***** The input

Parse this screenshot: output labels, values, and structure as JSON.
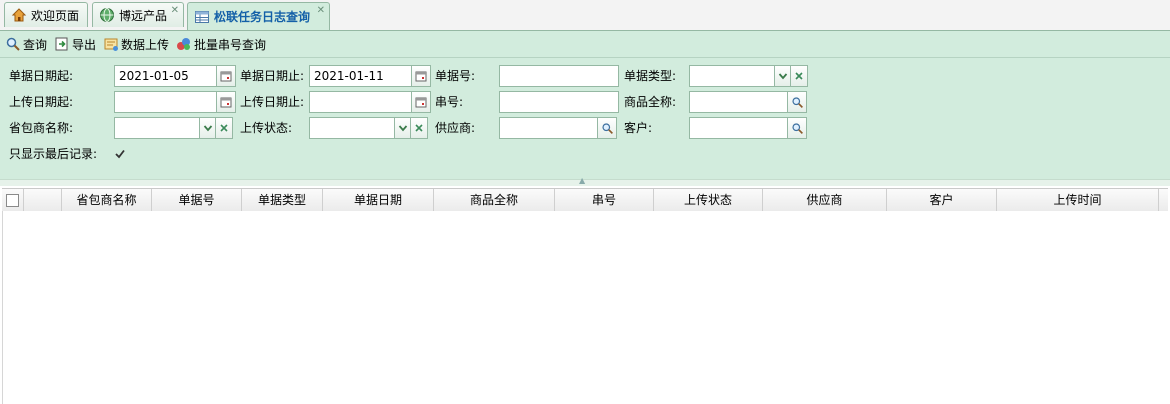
{
  "tabs": [
    {
      "label": "欢迎页面",
      "icon": "home-icon",
      "closable": false
    },
    {
      "label": "博远产品",
      "icon": "globe-icon",
      "closable": true
    },
    {
      "label": "松联任务日志查询",
      "icon": "table-icon",
      "closable": true,
      "active": true
    }
  ],
  "toolbar": {
    "query": "查询",
    "export": "导出",
    "upload": "数据上传",
    "batch": "批量串号查询"
  },
  "form": {
    "doc_date_from_label": "单据日期起:",
    "doc_date_from_value": "2021-01-05",
    "doc_date_to_label": "单据日期止:",
    "doc_date_to_value": "2021-01-11",
    "doc_no_label": "单据号:",
    "doc_type_label": "单据类型:",
    "upload_date_from_label": "上传日期起:",
    "upload_date_to_label": "上传日期止:",
    "serial_label": "串号:",
    "product_name_label": "商品全称:",
    "vendor_name_label": "省包商名称:",
    "upload_status_label": "上传状态:",
    "supplier_label": "供应商:",
    "customer_label": "客户:",
    "only_last_label": "只显示最后记录:",
    "only_last_checked": true
  },
  "grid": {
    "columns": [
      "省包商名称",
      "单据号",
      "单据类型",
      "单据日期",
      "商品全称",
      "串号",
      "上传状态",
      "供应商",
      "客户",
      "上传时间"
    ]
  },
  "colors": {
    "panel_bg": "#d2ecdd",
    "active_tab_text": "#1460a8",
    "border": "#95b8a3"
  }
}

**********

### Exercise description
Copy out every line in the listing where the word "icon" appears.

### Reply to the task
      "icon": "home-icon",
      "icon": "globe-icon",
      "icon": "table-icon",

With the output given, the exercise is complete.